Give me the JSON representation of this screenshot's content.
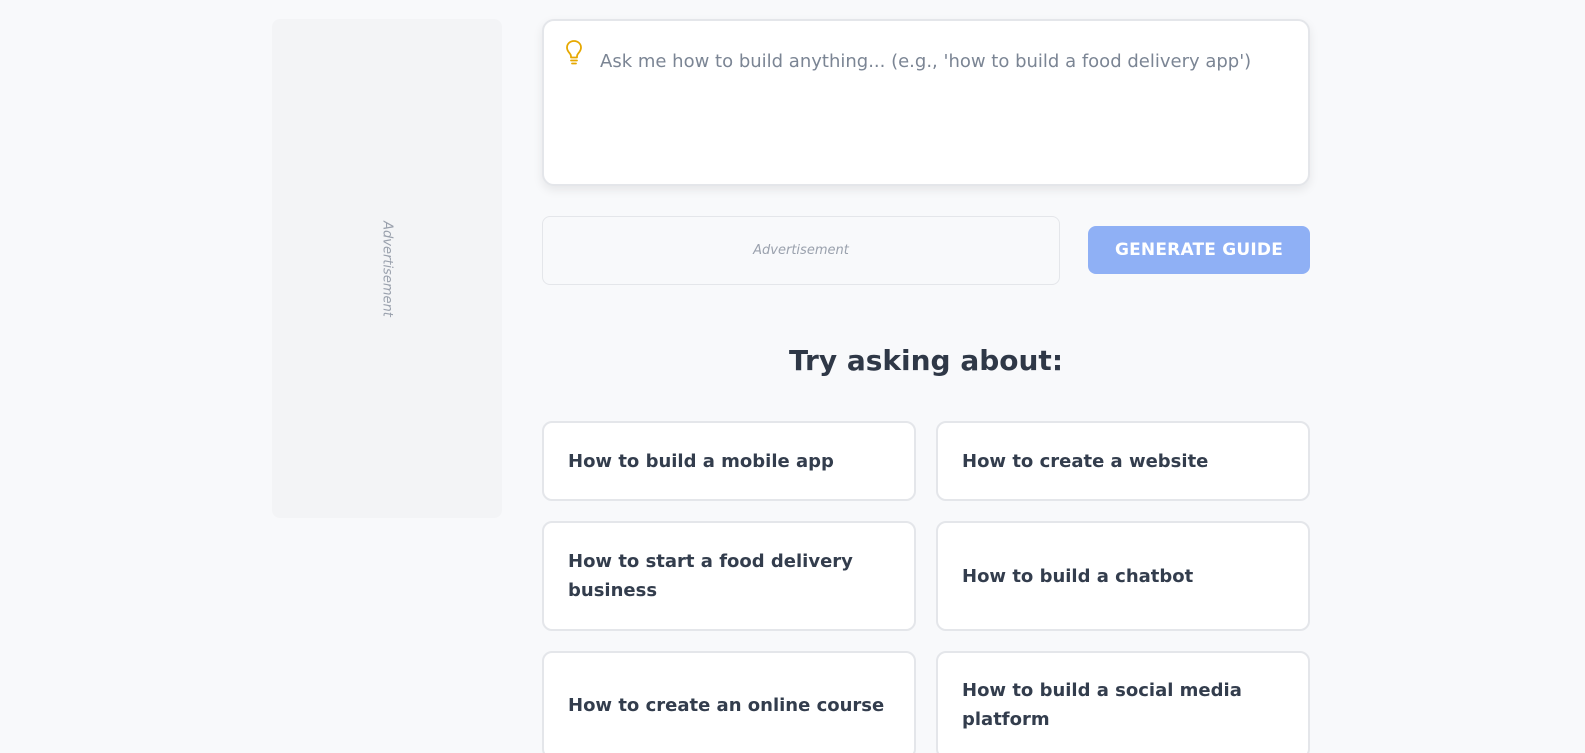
{
  "prompt": {
    "placeholder": "Ask me how to build anything... (e.g., 'how to build a food delivery app')",
    "value": ""
  },
  "ads": {
    "side_label": "Advertisement",
    "inline_label": "Advertisement"
  },
  "generate_button": {
    "label": "GENERATE GUIDE",
    "color": "#8fb0f5"
  },
  "suggestions_section": {
    "title": "Try asking about:",
    "items": [
      {
        "label": "How to build a mobile app"
      },
      {
        "label": "How to create a website"
      },
      {
        "label": "How to start a food delivery business"
      },
      {
        "label": "How to build a chatbot"
      },
      {
        "label": "How to create an online course"
      },
      {
        "label": "How to build a social media platform"
      }
    ]
  },
  "icons": {
    "prompt_icon": "lightbulb-icon",
    "prompt_icon_color": "#e6a800"
  }
}
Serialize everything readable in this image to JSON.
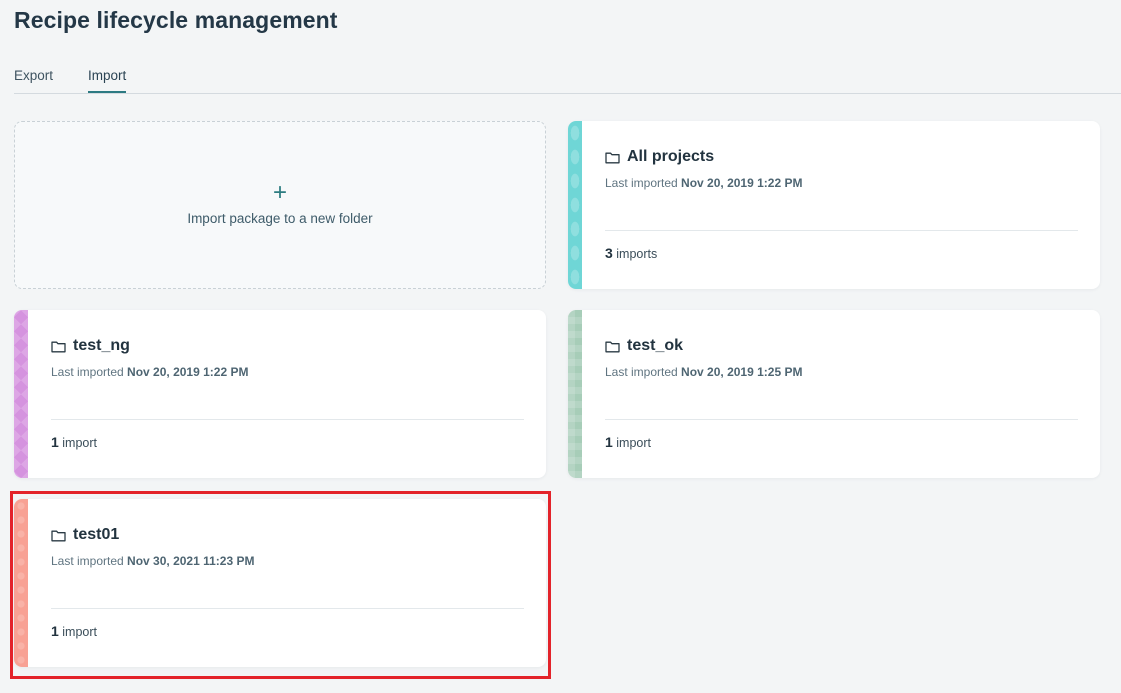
{
  "page": {
    "title": "Recipe lifecycle management"
  },
  "tabs": [
    {
      "label": "Export",
      "active": false
    },
    {
      "label": "Import",
      "active": true
    }
  ],
  "new_package": {
    "icon": "plus-icon",
    "plus": "+",
    "label": "Import package to a new folder"
  },
  "cards": [
    {
      "name": "All projects",
      "last_prefix": "Last imported",
      "date": "Nov 20, 2019 1:22 PM",
      "count": "3",
      "count_unit": "imports",
      "stripe_color": "#6fd6d6"
    },
    {
      "name": "test_ng",
      "last_prefix": "Last imported",
      "date": "Nov 20, 2019 1:22 PM",
      "count": "1",
      "count_unit": "import",
      "stripe_color": "#d593df"
    },
    {
      "name": "test_ok",
      "last_prefix": "Last imported",
      "date": "Nov 20, 2019 1:25 PM",
      "count": "1",
      "count_unit": "import",
      "stripe_color": "#a7cdb8"
    },
    {
      "name": "test01",
      "last_prefix": "Last imported",
      "date": "Nov 30, 2021 11:23 PM",
      "count": "1",
      "count_unit": "import",
      "stripe_color": "#f8a194",
      "highlighted": true
    }
  ],
  "colors": {
    "accent": "#2c7a82",
    "highlight": "#e3232a"
  }
}
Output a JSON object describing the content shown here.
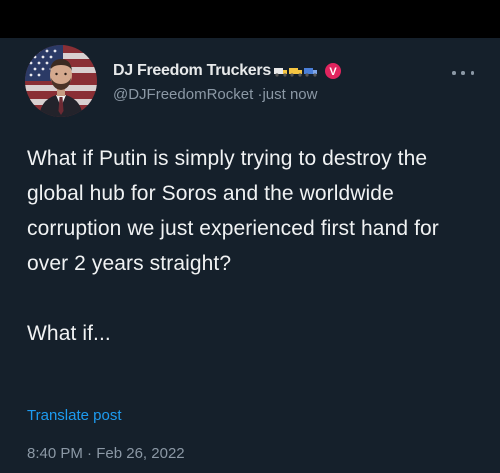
{
  "tweet": {
    "display_name": "DJ Freedom Truckers",
    "name_emoji_icons": [
      "truck-icon",
      "truck-icon",
      "truck-icon"
    ],
    "badge_letter": "V",
    "handle": "@DJFreedomRocket",
    "separator": "·",
    "relative_time": "just now",
    "body_line_1": "What if Putin is simply trying to destroy the global hub for Soros and the worldwide corruption we just experienced first hand for over 2 years straight?",
    "body_line_2": "What if...",
    "translate_label": "Translate post",
    "time": "8:40 PM",
    "date": "Feb 26, 2022"
  },
  "colors": {
    "background": "#15202b",
    "text": "#e7e9ea",
    "muted": "#8b98a5",
    "link": "#1d9bf0",
    "badge": "#e0245e"
  }
}
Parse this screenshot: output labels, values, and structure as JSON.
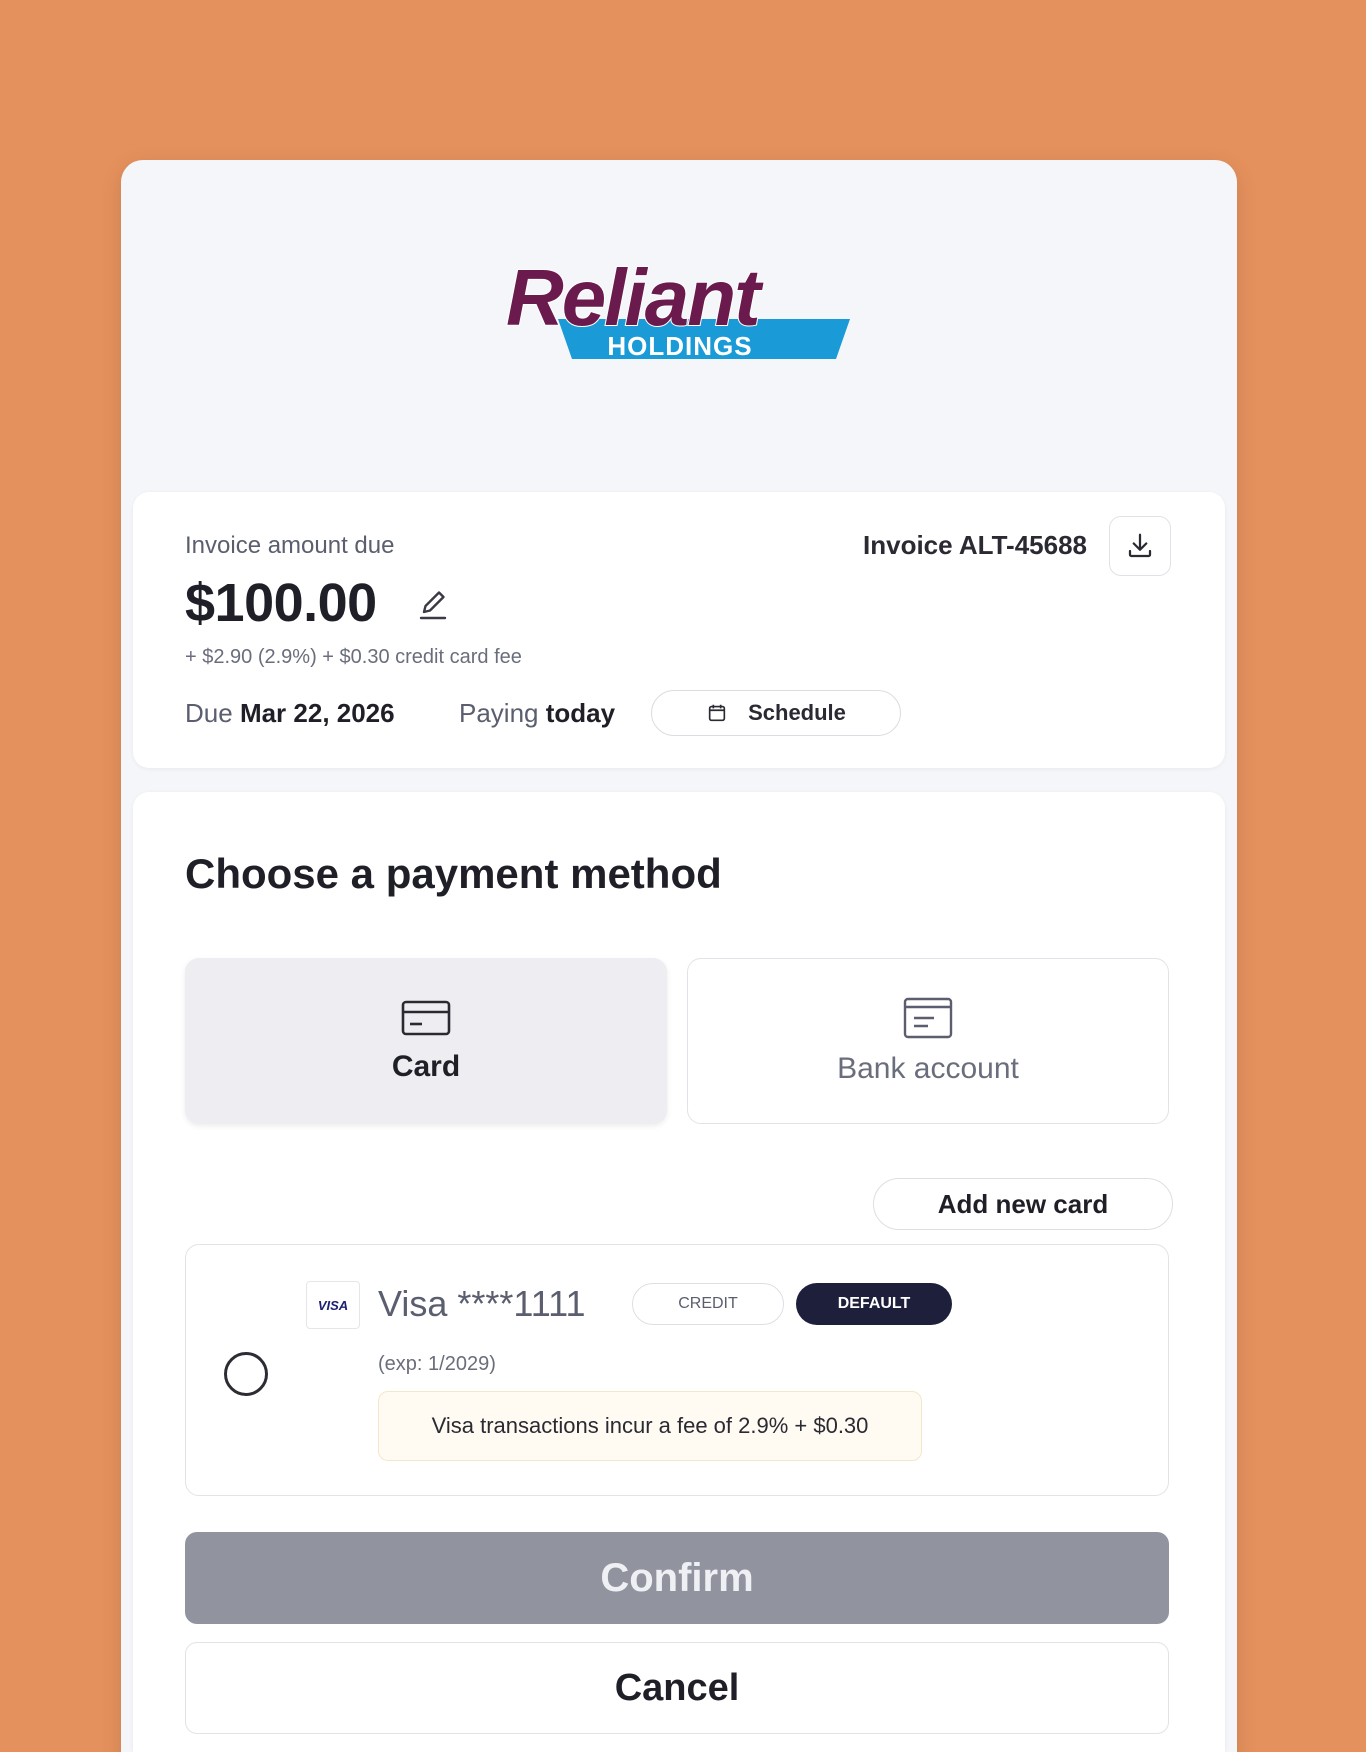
{
  "brand": {
    "name": "Reliant",
    "subname": "HOLDINGS",
    "colors": {
      "primary": "#6b1a4e",
      "accent": "#1a9ad6",
      "page_bg": "#e5915d"
    }
  },
  "invoice": {
    "amount_label": "Invoice amount due",
    "amount": "$100.00",
    "fee_text": "+ $2.90 (2.9%) + $0.30 credit card fee",
    "due_prefix": "Due",
    "due_date": "Mar 22, 2026",
    "paying_prefix": "Paying",
    "paying_when": "today",
    "schedule_label": "Schedule",
    "invoice_number": "Invoice ALT-45688",
    "icons": {
      "edit": "pencil-icon",
      "download": "download-icon",
      "schedule": "calendar-icon"
    }
  },
  "payment": {
    "title": "Choose a payment method",
    "methods": [
      {
        "label": "Card",
        "icon": "credit-card-icon",
        "selected": true
      },
      {
        "label": "Bank account",
        "icon": "bank-icon",
        "selected": false
      }
    ],
    "add_card_label": "Add new card",
    "saved_card": {
      "brand": "VISA",
      "name": "Visa ****1111",
      "type_badge": "CREDIT",
      "default_badge": "DEFAULT",
      "expiry": "(exp: 1/2029)",
      "fee_note": "Visa transactions incur a fee of 2.9% + $0.30",
      "selected": false
    },
    "confirm_label": "Confirm",
    "cancel_label": "Cancel"
  }
}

—————

• The request: Leave the pictures out, and print every line of the listing exactly as written.

• Written response:
Give me the JSON representation of this screenshot's content.
{
  "prompt": {
    "placeholder": "Ask me how to build anything... (e.g., 'how to build a food delivery app')",
    "value": ""
  },
  "ads": {
    "side_label": "Advertisement",
    "inline_label": "Advertisement"
  },
  "generate_button": {
    "label": "GENERATE GUIDE",
    "color": "#8fb0f5"
  },
  "suggestions_section": {
    "title": "Try asking about:",
    "items": [
      {
        "label": "How to build a mobile app"
      },
      {
        "label": "How to create a website"
      },
      {
        "label": "How to start a food delivery business"
      },
      {
        "label": "How to build a chatbot"
      },
      {
        "label": "How to create an online course"
      },
      {
        "label": "How to build a social media platform"
      }
    ]
  },
  "icons": {
    "prompt_icon": "lightbulb-icon",
    "prompt_icon_color": "#e6a800"
  }
}
Serialize everything readable in this image to JSON.
{
  "page": {
    "title": "Recipe lifecycle management"
  },
  "tabs": [
    {
      "label": "Export",
      "active": false
    },
    {
      "label": "Import",
      "active": true
    }
  ],
  "new_package": {
    "icon": "plus-icon",
    "plus": "+",
    "label": "Import package to a new folder"
  },
  "cards": [
    {
      "name": "All projects",
      "last_prefix": "Last imported",
      "date": "Nov 20, 2019 1:22 PM",
      "count": "3",
      "count_unit": "imports",
      "stripe_color": "#6fd6d6"
    },
    {
      "name": "test_ng",
      "last_prefix": "Last imported",
      "date": "Nov 20, 2019 1:22 PM",
      "count": "1",
      "count_unit": "import",
      "stripe_color": "#d593df"
    },
    {
      "name": "test_ok",
      "last_prefix": "Last imported",
      "date": "Nov 20, 2019 1:25 PM",
      "count": "1",
      "count_unit": "import",
      "stripe_color": "#a7cdb8"
    },
    {
      "name": "test01",
      "last_prefix": "Last imported",
      "date": "Nov 30, 2021 11:23 PM",
      "count": "1",
      "count_unit": "import",
      "stripe_color": "#f8a194",
      "highlighted": true
    }
  ],
  "colors": {
    "accent": "#2c7a82",
    "highlight": "#e3232a"
  }
}
Output a JSON object describing the content shown here.
{
  "tweet": {
    "display_name": "DJ Freedom Truckers",
    "name_emoji_icons": [
      "truck-icon",
      "truck-icon",
      "truck-icon"
    ],
    "badge_letter": "V",
    "handle": "@DJFreedomRocket",
    "separator": "·",
    "relative_time": "just now",
    "body_line_1": "What if Putin is simply trying to destroy the global hub for Soros and the worldwide corruption we just experienced first hand for over 2 years straight?",
    "body_line_2": "What if...",
    "translate_label": "Translate post",
    "time": "8:40 PM",
    "date": "Feb 26, 2022"
  },
  "colors": {
    "background": "#15202b",
    "text": "#e7e9ea",
    "muted": "#8b98a5",
    "link": "#1d9bf0",
    "badge": "#e0245e"
  }
}
Parse this screenshot: output labels, values, and structure as JSON.
{
  "brand": {
    "name": "Reliant",
    "subname": "HOLDINGS",
    "colors": {
      "primary": "#6b1a4e",
      "accent": "#1a9ad6",
      "page_bg": "#e5915d"
    }
  },
  "invoice": {
    "amount_label": "Invoice amount due",
    "amount": "$100.00",
    "fee_text": "+ $2.90 (2.9%) + $0.30 credit card fee",
    "due_prefix": "Due",
    "due_date": "Mar 22, 2026",
    "paying_prefix": "Paying",
    "paying_when": "today",
    "schedule_label": "Schedule",
    "invoice_number": "Invoice ALT-45688",
    "icons": {
      "edit": "pencil-icon",
      "download": "download-icon",
      "schedule": "calendar-icon"
    }
  },
  "payment": {
    "title": "Choose a payment method",
    "methods": [
      {
        "label": "Card",
        "icon": "credit-card-icon",
        "selected": true
      },
      {
        "label": "Bank account",
        "icon": "bank-icon",
        "selected": false
      }
    ],
    "add_card_label": "Add new card",
    "saved_card": {
      "brand": "VISA",
      "name": "Visa ****1111",
      "type_badge": "CREDIT",
      "default_badge": "DEFAULT",
      "expiry": "(exp: 1/2029)",
      "fee_note": "Visa transactions incur a fee of 2.9% + $0.30",
      "selected": false
    },
    "confirm_label": "Confirm",
    "cancel_label": "Cancel"
  }
}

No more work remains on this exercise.